══ Supplied records
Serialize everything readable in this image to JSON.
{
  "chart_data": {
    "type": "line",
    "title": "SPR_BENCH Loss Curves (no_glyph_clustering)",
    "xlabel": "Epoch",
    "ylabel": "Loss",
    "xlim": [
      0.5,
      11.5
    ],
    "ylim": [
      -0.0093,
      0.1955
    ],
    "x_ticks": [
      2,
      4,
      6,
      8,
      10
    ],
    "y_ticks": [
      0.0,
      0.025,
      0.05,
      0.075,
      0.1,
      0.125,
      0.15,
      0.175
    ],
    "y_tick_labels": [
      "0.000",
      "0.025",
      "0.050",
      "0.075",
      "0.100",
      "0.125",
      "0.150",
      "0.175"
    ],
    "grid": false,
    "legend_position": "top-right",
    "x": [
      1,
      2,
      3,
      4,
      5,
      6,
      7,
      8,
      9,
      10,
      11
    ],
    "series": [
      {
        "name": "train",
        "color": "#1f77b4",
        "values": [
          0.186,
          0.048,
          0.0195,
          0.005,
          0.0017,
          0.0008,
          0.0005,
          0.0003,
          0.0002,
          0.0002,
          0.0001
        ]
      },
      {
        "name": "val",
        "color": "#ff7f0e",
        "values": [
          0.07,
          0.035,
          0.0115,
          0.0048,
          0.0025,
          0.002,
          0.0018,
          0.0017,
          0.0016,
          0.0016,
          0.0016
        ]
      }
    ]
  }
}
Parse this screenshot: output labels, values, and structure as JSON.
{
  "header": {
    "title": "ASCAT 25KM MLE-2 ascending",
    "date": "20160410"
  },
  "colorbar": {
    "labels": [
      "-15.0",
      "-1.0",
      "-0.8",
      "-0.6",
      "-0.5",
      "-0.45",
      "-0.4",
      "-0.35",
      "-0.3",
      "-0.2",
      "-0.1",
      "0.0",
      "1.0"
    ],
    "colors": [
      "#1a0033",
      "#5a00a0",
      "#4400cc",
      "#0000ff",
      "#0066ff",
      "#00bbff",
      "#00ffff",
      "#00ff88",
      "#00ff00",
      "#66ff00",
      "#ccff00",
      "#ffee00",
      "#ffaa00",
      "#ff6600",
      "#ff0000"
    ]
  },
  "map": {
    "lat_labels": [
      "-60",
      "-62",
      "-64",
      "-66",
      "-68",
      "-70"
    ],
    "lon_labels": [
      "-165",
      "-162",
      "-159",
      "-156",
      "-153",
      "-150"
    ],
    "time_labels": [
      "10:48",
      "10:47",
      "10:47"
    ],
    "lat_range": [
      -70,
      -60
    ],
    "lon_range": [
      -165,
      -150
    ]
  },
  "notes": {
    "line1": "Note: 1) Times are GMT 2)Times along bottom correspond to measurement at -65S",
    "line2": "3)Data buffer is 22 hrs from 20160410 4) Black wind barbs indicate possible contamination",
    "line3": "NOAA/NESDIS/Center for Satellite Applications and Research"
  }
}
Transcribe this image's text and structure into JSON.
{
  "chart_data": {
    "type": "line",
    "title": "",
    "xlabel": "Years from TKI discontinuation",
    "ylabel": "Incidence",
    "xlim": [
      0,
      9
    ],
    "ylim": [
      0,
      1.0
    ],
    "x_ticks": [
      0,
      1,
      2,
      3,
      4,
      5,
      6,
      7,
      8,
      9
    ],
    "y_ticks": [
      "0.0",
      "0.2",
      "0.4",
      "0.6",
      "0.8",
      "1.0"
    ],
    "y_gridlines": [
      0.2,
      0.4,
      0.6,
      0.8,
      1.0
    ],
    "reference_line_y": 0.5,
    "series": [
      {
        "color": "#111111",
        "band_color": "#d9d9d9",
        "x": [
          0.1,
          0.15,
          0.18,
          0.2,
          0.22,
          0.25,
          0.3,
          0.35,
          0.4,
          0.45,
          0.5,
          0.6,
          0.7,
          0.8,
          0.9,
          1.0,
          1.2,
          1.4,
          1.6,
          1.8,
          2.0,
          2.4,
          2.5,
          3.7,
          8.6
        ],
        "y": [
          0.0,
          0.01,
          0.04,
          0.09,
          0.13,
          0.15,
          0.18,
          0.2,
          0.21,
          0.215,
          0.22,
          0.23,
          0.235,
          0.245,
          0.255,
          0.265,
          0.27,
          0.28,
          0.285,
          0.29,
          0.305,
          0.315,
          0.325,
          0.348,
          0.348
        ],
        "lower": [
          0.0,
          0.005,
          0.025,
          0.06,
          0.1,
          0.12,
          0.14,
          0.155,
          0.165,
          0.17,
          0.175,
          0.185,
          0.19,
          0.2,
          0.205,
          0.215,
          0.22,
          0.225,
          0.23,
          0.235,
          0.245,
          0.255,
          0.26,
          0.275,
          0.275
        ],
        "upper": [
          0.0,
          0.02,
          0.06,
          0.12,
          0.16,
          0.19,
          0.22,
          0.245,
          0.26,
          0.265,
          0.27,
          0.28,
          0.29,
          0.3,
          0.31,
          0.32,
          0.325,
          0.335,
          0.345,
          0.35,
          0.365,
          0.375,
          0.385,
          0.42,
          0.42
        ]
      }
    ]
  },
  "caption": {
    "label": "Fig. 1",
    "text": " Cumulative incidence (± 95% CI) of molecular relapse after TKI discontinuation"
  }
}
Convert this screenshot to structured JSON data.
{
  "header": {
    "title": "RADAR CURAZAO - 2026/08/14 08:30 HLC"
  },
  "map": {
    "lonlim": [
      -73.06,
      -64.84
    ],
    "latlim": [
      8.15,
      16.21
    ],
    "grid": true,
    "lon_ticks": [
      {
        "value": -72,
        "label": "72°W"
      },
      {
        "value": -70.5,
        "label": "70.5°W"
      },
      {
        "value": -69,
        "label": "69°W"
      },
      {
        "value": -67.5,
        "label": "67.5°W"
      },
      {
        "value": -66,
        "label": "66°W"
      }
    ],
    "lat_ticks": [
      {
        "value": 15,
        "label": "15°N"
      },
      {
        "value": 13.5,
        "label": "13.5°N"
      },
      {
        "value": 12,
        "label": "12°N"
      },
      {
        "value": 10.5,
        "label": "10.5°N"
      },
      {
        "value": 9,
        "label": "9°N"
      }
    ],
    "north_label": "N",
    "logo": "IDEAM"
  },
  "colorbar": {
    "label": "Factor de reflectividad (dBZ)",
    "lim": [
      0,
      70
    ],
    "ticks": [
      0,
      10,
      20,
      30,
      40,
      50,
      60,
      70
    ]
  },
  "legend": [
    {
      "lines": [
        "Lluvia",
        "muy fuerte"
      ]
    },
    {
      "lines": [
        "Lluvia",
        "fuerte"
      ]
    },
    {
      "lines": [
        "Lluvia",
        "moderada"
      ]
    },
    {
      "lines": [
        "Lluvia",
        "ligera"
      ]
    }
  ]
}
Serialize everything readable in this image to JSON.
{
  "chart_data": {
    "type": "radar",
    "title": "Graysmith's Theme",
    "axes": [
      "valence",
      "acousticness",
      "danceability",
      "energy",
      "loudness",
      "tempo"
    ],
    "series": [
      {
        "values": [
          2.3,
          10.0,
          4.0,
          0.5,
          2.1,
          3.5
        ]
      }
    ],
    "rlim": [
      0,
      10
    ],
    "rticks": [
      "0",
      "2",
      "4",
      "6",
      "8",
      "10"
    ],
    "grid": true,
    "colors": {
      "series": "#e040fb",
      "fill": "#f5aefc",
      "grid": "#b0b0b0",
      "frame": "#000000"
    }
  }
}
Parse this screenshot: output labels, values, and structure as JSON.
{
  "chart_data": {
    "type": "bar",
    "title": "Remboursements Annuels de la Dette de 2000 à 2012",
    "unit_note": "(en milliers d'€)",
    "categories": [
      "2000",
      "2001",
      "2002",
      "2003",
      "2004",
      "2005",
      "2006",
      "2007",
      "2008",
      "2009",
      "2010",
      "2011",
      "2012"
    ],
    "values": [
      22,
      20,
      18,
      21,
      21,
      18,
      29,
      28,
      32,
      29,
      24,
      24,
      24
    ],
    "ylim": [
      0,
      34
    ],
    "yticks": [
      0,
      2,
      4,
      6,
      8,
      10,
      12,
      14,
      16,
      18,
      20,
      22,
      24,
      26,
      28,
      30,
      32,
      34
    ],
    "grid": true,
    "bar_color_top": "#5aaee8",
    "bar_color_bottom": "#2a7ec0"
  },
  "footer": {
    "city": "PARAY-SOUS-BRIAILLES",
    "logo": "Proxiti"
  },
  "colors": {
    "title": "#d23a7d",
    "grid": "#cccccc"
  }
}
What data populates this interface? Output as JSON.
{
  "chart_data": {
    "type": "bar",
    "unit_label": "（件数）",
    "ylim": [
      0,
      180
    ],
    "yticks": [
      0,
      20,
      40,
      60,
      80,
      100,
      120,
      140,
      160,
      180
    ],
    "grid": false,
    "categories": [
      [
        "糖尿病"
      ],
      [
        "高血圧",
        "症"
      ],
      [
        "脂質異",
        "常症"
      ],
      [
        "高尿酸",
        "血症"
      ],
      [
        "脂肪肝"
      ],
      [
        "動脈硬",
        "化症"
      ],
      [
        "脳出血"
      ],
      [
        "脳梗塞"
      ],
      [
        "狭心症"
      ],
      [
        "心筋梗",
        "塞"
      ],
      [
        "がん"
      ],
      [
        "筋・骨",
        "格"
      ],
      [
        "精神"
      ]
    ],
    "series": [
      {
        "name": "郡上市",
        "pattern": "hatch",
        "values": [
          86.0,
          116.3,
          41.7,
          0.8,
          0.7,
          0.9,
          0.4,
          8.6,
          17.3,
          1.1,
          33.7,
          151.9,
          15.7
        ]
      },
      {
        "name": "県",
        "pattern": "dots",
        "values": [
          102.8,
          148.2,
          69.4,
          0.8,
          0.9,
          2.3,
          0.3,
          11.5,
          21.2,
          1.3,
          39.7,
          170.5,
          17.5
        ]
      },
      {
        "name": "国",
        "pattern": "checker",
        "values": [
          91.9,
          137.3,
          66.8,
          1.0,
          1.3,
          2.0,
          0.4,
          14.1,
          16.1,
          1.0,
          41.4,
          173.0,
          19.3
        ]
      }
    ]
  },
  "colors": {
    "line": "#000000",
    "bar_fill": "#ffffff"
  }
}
════
Task details
Compute the number of lines above that contain the string "this". Reply with that value only.

Complete output
7